- INSTRUCTION -
Transcribe the whole listing without a single picture.

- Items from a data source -
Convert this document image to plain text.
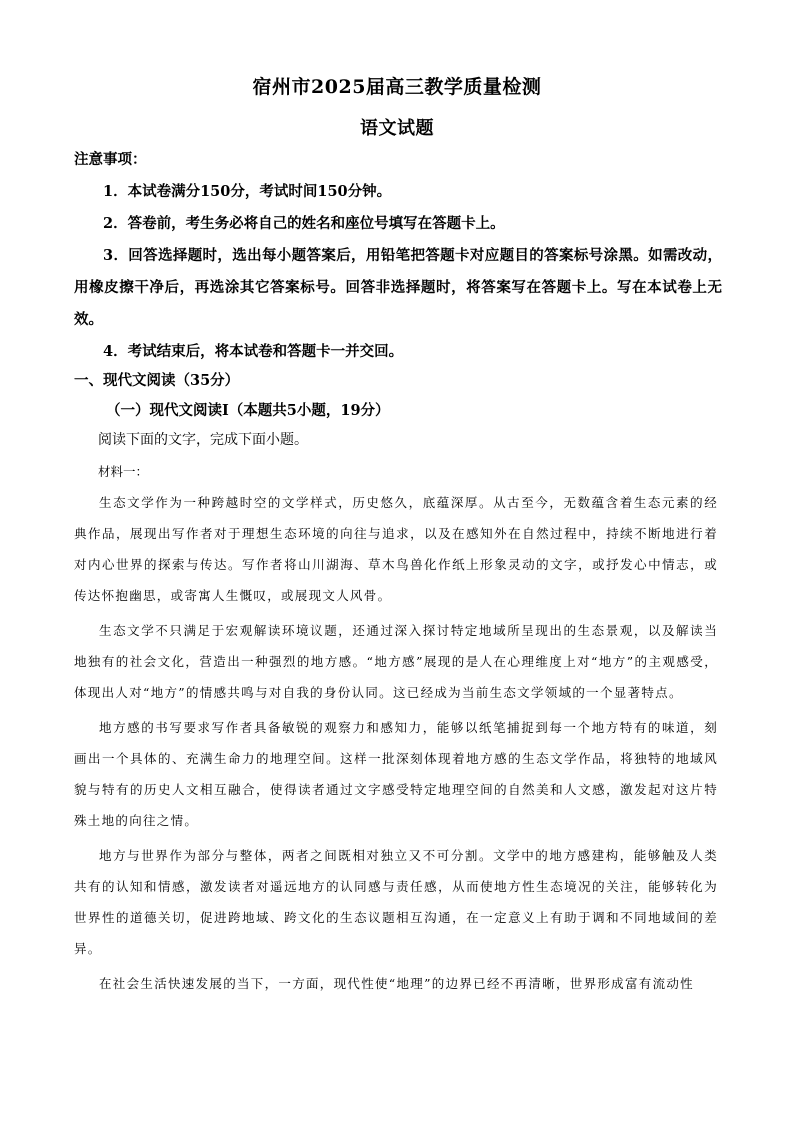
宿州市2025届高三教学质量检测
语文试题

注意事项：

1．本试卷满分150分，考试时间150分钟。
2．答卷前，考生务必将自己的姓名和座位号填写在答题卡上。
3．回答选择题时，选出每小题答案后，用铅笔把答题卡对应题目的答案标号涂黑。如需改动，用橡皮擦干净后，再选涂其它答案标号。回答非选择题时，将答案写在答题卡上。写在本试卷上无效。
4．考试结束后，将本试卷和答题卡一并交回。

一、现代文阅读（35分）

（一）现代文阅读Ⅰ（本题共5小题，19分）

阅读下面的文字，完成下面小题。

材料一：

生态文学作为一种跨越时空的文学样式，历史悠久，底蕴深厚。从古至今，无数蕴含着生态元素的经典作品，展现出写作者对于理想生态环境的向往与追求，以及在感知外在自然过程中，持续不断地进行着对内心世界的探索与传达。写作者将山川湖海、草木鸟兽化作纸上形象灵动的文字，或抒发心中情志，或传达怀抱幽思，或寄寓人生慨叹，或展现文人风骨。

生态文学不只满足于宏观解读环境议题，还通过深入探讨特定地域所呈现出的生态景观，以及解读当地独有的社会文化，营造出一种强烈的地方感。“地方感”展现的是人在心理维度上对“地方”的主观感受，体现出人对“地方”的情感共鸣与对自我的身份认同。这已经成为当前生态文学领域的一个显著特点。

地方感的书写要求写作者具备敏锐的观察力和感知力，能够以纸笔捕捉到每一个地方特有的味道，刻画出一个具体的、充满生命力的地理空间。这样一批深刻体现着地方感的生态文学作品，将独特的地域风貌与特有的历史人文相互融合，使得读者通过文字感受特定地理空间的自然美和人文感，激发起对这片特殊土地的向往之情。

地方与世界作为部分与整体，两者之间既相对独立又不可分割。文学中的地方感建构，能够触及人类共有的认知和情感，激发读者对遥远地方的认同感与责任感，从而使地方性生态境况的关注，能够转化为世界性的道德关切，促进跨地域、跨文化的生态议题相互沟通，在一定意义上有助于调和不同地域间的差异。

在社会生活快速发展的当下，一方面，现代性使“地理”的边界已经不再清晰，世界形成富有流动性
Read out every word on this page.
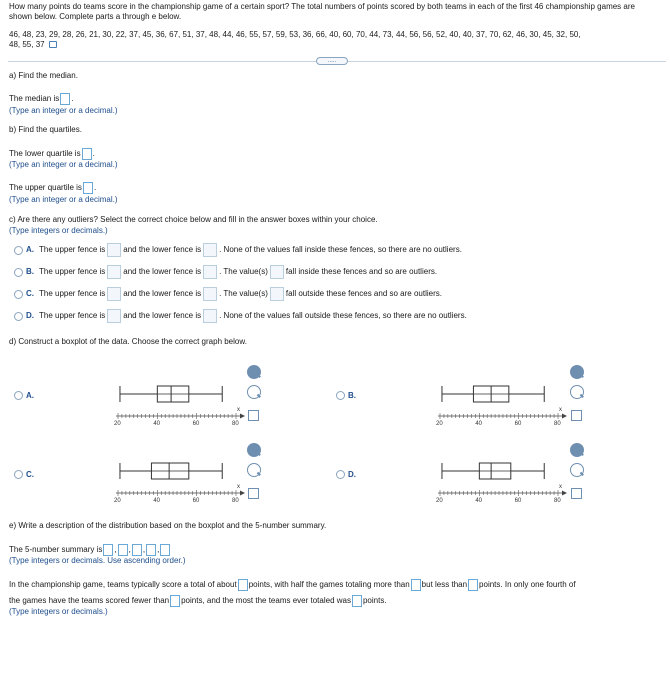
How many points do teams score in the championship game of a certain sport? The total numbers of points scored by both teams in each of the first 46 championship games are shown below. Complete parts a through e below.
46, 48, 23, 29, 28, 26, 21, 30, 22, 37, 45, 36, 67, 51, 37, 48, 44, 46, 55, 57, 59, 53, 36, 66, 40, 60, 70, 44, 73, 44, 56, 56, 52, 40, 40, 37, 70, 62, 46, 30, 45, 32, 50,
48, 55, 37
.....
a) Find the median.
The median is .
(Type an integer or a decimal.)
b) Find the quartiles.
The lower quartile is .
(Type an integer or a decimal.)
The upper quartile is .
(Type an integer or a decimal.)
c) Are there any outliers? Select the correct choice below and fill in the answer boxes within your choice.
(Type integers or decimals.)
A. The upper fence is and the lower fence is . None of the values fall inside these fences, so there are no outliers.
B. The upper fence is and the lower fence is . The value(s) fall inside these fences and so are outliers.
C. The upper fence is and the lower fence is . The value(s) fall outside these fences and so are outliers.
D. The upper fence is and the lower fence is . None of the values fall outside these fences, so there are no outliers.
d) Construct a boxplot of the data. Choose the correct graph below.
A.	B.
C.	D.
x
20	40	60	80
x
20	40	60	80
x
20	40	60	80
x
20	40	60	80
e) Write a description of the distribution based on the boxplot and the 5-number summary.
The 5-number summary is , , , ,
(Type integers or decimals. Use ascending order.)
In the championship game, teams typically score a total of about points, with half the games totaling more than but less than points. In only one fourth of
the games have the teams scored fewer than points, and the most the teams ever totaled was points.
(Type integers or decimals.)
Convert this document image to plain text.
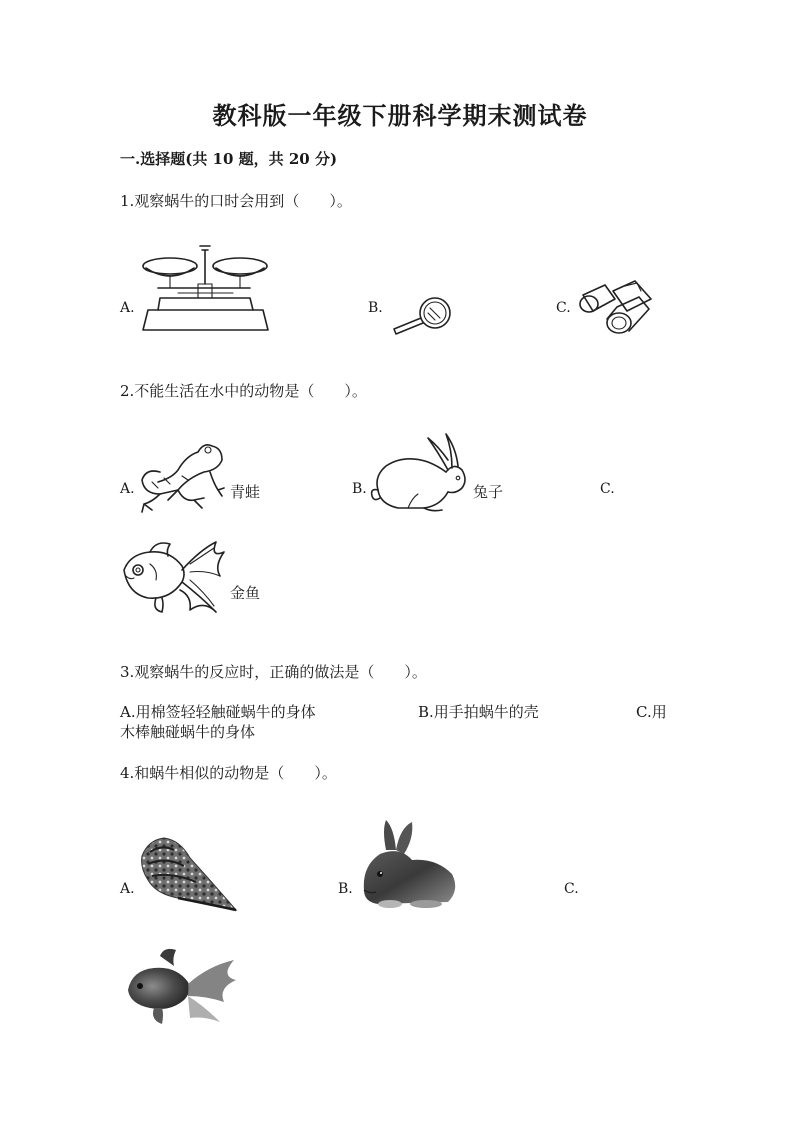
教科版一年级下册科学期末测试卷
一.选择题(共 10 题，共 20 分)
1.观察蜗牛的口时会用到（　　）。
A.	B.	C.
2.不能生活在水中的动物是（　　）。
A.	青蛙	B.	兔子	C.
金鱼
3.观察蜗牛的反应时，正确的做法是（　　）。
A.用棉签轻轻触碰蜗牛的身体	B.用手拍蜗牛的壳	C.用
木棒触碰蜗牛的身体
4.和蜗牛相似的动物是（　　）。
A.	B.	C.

- SOLUTION TO THE EXERCISE -
Convert this document image to plain text.
宿州市2025届高三教学质量检测
语文试题

注意事项：

1．本试卷满分150分，考试时间150分钟。
2．答卷前，考生务必将自己的姓名和座位号填写在答题卡上。
3．回答选择题时，选出每小题答案后，用铅笔把答题卡对应题目的答案标号涂黑。如需改动，用橡皮擦干净后，再选涂其它答案标号。回答非选择题时，将答案写在答题卡上。写在本试卷上无效。
4．考试结束后，将本试卷和答题卡一并交回。

一、现代文阅读（35分）

（一）现代文阅读Ⅰ（本题共5小题，19分）

阅读下面的文字，完成下面小题。

材料一：

生态文学作为一种跨越时空的文学样式，历史悠久，底蕴深厚。从古至今，无数蕴含着生态元素的经典作品，展现出写作者对于理想生态环境的向往与追求，以及在感知外在自然过程中，持续不断地进行着对内心世界的探索与传达。写作者将山川湖海、草木鸟兽化作纸上形象灵动的文字，或抒发心中情志，或传达怀抱幽思，或寄寓人生慨叹，或展现文人风骨。

生态文学不只满足于宏观解读环境议题，还通过深入探讨特定地域所呈现出的生态景观，以及解读当地独有的社会文化，营造出一种强烈的地方感。“地方感”展现的是人在心理维度上对“地方”的主观感受，体现出人对“地方”的情感共鸣与对自我的身份认同。这已经成为当前生态文学领域的一个显著特点。

地方感的书写要求写作者具备敏锐的观察力和感知力，能够以纸笔捕捉到每一个地方特有的味道，刻画出一个具体的、充满生命力的地理空间。这样一批深刻体现着地方感的生态文学作品，将独特的地域风貌与特有的历史人文相互融合，使得读者通过文字感受特定地理空间的自然美和人文感，激发起对这片特殊土地的向往之情。

地方与世界作为部分与整体，两者之间既相对独立又不可分割。文学中的地方感建构，能够触及人类共有的认知和情感，激发读者对遥远地方的认同感与责任感，从而使地方性生态境况的关注，能够转化为世界性的道德关切，促进跨地域、跨文化的生态议题相互沟通，在一定意义上有助于调和不同地域间的差异。

在社会生活快速发展的当下，一方面，现代性使“地理”的边界已经不再清晰，世界形成富有流动性
Read out every word on this page.
How many points do teams score in the championship game of a certain sport? The total numbers of points scored by both teams in each of the first 46 championship games are shown below. Complete parts a through e below.
46, 48, 23, 29, 28, 26, 21, 30, 22, 37, 45, 36, 67, 51, 37, 48, 44, 46, 55, 57, 59, 53, 36, 66, 40, 60, 70, 44, 73, 44, 56, 56, 52, 40, 40, 37, 70, 62, 46, 30, 45, 32, 50,
48, 55, 37
.....
a) Find the median.
The median is .
(Type an integer or a decimal.)
b) Find the quartiles.
The lower quartile is .
(Type an integer or a decimal.)
The upper quartile is .
(Type an integer or a decimal.)
c) Are there any outliers? Select the correct choice below and fill in the answer boxes within your choice.
(Type integers or decimals.)
A. The upper fence is and the lower fence is . None of the values fall inside these fences, so there are no outliers.
B. The upper fence is and the lower fence is . The value(s) fall inside these fences and so are outliers.
C. The upper fence is and the lower fence is . The value(s) fall outside these fences and so are outliers.
D. The upper fence is and the lower fence is . None of the values fall outside these fences, so there are no outliers.
d) Construct a boxplot of the data. Choose the correct graph below.
A.	B.
C.	D.
x
20	40	60	80
x
20	40	60	80
x
20	40	60	80
x
20	40	60	80
e) Write a description of the distribution based on the boxplot and the 5-number summary.
The 5-number summary is , , , ,
(Type integers or decimals. Use ascending order.)
In the championship game, teams typically score a total of about points, with half the games totaling more than but less than points. In only one fourth of
the games have the teams scored fewer than points, and the most the teams ever totaled was points.
(Type integers or decimals.)
Convert this document image to plain text.
教科版一年级下册科学期末测试卷
一.选择题(共 10 题，共 20 分)
1.观察蜗牛的口时会用到（　　）。
A.	B.	C.
2.不能生活在水中的动物是（　　）。
A.	青蛙	B.	兔子	C.
金鱼
3.观察蜗牛的反应时，正确的做法是（　　）。
A.用棉签轻轻触碰蜗牛的身体	B.用手拍蜗牛的壳	C.用
木棒触碰蜗牛的身体
4.和蜗牛相似的动物是（　　）。
A.	B.	C.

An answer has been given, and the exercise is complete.